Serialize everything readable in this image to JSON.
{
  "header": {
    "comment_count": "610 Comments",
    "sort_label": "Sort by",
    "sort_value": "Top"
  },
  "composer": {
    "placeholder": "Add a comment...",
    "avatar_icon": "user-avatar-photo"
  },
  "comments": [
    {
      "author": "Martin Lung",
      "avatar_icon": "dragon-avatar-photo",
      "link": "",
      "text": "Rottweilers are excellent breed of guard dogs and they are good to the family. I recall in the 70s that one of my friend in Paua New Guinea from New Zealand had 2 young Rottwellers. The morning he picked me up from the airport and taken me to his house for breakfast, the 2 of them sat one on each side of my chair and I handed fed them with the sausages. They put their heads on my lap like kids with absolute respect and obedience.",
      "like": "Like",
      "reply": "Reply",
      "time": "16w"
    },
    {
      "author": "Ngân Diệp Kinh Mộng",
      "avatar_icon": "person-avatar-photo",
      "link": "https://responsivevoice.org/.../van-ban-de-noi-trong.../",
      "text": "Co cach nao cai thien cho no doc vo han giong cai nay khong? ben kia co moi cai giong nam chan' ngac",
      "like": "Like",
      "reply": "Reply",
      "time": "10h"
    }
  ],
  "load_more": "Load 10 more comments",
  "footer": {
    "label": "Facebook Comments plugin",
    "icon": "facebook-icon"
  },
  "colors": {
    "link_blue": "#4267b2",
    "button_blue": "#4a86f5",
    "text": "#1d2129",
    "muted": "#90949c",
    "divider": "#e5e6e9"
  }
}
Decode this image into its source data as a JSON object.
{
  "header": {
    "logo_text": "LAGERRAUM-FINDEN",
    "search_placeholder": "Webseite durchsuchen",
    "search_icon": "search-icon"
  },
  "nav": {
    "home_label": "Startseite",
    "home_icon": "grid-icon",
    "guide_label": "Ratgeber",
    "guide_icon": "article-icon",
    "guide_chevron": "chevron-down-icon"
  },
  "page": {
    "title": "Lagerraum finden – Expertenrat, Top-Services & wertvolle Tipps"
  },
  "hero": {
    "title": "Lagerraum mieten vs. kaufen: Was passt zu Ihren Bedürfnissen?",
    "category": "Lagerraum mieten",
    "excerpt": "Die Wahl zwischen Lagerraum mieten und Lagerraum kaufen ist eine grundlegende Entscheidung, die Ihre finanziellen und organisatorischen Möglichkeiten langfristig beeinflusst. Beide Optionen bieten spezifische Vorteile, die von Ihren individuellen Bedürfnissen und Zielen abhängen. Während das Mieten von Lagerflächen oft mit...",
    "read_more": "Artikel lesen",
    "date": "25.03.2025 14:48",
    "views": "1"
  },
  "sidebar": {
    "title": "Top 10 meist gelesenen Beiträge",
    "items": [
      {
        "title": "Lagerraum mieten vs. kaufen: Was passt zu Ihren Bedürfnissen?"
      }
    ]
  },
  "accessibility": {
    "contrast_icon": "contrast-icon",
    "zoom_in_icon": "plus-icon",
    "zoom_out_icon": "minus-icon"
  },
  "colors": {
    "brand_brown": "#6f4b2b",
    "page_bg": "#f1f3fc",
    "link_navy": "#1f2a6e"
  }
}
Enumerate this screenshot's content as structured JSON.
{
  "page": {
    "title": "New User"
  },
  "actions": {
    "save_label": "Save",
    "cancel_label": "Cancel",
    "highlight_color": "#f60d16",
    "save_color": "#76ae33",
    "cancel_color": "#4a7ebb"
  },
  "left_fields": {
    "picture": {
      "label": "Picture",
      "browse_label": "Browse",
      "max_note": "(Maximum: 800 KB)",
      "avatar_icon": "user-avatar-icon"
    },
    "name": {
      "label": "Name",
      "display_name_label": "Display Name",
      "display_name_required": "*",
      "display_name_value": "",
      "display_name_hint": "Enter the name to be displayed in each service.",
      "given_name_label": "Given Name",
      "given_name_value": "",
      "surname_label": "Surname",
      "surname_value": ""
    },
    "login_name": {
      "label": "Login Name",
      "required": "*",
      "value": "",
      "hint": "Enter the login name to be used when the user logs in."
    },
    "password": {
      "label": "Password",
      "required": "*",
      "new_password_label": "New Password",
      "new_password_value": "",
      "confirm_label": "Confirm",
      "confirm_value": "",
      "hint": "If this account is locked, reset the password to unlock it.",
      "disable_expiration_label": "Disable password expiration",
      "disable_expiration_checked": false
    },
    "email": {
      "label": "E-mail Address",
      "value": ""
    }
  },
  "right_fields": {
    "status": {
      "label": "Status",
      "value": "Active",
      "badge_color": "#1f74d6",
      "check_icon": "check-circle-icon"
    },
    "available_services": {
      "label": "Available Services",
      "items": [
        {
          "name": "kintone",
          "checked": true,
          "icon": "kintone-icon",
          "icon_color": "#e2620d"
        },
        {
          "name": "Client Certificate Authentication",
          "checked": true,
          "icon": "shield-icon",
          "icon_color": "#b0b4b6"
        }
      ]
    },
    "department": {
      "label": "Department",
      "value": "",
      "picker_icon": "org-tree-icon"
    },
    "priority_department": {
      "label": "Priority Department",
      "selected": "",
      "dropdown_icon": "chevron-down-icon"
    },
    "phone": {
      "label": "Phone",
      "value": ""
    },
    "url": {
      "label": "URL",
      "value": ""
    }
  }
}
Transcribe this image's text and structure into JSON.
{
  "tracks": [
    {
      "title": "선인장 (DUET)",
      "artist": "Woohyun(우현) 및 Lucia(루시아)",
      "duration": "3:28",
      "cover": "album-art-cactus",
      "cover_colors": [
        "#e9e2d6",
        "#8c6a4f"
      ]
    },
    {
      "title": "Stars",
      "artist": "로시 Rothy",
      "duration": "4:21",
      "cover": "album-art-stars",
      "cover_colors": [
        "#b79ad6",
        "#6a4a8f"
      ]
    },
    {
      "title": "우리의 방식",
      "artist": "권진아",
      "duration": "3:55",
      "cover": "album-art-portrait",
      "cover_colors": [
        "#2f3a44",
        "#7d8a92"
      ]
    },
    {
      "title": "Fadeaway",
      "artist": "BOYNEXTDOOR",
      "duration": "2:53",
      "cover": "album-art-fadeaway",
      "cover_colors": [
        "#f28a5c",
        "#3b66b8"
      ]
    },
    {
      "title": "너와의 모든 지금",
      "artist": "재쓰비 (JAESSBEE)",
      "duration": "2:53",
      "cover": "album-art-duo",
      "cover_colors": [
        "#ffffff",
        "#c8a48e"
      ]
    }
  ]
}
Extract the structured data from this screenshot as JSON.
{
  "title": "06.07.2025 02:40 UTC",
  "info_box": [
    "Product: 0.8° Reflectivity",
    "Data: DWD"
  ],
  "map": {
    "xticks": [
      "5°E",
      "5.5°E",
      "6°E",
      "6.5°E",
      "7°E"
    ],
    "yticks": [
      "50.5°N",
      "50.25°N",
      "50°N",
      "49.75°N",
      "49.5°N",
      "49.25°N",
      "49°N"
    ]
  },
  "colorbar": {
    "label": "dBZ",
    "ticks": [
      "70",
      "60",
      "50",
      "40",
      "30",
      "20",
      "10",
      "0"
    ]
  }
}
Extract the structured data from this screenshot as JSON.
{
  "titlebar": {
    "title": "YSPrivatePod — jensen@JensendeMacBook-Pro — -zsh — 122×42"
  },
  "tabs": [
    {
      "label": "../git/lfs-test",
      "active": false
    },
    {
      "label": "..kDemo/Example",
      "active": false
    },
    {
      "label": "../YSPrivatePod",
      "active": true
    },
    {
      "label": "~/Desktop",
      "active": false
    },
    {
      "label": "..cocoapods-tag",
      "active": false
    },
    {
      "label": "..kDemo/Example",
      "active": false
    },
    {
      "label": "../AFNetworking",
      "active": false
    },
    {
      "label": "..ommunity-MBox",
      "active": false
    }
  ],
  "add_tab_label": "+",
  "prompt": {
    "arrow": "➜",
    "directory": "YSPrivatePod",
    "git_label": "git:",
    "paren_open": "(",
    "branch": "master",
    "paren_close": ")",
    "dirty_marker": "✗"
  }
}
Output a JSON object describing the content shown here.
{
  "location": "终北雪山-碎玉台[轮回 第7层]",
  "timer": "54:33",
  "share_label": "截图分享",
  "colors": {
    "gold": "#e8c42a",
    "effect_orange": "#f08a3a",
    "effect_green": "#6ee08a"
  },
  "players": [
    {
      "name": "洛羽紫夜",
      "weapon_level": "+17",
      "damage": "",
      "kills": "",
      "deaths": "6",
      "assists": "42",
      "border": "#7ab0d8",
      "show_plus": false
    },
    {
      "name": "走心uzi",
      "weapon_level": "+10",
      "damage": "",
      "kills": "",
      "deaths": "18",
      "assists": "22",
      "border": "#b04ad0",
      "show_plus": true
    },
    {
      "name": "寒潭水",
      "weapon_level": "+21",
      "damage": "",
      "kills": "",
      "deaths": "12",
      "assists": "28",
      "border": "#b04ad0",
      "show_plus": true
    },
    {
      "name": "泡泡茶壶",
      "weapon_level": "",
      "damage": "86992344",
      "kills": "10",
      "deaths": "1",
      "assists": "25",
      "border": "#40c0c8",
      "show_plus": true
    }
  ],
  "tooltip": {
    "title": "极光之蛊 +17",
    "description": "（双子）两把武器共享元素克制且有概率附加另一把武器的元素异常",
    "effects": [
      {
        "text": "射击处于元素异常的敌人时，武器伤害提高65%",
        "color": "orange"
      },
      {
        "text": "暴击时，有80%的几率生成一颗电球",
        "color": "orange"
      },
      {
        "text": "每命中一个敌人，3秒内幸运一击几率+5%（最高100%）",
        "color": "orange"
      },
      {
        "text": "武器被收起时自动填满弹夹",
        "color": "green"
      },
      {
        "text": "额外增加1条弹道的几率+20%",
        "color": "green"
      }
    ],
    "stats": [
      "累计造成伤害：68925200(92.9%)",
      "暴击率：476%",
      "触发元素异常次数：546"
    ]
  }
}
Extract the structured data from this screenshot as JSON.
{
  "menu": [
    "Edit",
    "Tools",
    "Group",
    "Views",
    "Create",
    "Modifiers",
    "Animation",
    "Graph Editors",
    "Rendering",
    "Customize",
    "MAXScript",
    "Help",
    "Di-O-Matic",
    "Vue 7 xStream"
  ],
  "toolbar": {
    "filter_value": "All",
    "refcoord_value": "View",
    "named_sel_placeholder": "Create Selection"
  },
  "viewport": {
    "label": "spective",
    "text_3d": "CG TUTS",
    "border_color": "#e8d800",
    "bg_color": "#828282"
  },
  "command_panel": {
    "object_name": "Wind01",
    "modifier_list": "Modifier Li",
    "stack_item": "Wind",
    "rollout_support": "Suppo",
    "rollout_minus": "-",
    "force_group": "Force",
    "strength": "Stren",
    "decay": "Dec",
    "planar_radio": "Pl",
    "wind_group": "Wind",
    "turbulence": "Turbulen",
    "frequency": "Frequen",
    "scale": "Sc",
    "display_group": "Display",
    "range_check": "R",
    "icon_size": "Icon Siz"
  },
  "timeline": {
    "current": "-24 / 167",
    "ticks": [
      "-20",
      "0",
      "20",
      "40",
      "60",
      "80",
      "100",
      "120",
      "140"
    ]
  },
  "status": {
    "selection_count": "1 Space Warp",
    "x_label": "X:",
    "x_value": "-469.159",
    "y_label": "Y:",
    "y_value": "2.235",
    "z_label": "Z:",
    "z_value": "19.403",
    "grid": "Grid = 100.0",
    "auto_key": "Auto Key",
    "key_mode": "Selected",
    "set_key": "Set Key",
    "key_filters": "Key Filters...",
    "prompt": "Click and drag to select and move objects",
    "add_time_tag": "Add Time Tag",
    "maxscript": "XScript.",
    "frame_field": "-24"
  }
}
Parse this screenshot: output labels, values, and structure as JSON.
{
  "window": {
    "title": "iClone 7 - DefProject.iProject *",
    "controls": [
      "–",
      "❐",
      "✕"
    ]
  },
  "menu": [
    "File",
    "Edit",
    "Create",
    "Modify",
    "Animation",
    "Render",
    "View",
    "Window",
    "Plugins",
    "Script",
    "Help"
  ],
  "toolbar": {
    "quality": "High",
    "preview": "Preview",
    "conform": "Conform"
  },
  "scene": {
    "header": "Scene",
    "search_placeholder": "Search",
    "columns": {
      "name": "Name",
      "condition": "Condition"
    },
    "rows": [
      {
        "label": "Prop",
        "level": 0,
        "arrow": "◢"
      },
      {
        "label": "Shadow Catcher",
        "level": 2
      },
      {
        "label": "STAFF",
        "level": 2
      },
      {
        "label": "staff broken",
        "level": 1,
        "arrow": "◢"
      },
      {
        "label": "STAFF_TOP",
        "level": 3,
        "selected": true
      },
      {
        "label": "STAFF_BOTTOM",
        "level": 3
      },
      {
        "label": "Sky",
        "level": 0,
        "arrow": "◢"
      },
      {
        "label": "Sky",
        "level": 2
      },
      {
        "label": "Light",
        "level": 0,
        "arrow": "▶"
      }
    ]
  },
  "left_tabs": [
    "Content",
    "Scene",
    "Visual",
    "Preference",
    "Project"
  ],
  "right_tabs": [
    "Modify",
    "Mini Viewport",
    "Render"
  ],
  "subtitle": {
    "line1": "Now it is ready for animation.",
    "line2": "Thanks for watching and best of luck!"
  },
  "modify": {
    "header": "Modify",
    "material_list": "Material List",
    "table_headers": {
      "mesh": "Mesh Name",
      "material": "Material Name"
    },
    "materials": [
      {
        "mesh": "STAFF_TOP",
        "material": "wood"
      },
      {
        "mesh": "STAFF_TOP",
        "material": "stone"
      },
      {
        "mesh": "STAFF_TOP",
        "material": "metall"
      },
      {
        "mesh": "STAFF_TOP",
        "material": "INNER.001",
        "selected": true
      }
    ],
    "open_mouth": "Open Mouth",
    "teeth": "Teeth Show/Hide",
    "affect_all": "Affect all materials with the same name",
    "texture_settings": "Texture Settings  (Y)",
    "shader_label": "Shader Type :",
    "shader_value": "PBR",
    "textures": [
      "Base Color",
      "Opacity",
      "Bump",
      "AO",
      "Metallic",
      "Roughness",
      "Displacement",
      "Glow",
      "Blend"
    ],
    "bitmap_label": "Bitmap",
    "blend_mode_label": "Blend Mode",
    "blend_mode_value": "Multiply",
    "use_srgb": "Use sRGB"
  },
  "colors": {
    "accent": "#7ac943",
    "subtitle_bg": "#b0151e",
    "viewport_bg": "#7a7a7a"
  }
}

■ WORK TO COMPLETE
Out of the material above, select every line that holds the string "chevron".

■ FINAL ANSWER
    "guide_chevron": "chevron-down-icon"
      "dropdown_icon": "chevron-down-icon"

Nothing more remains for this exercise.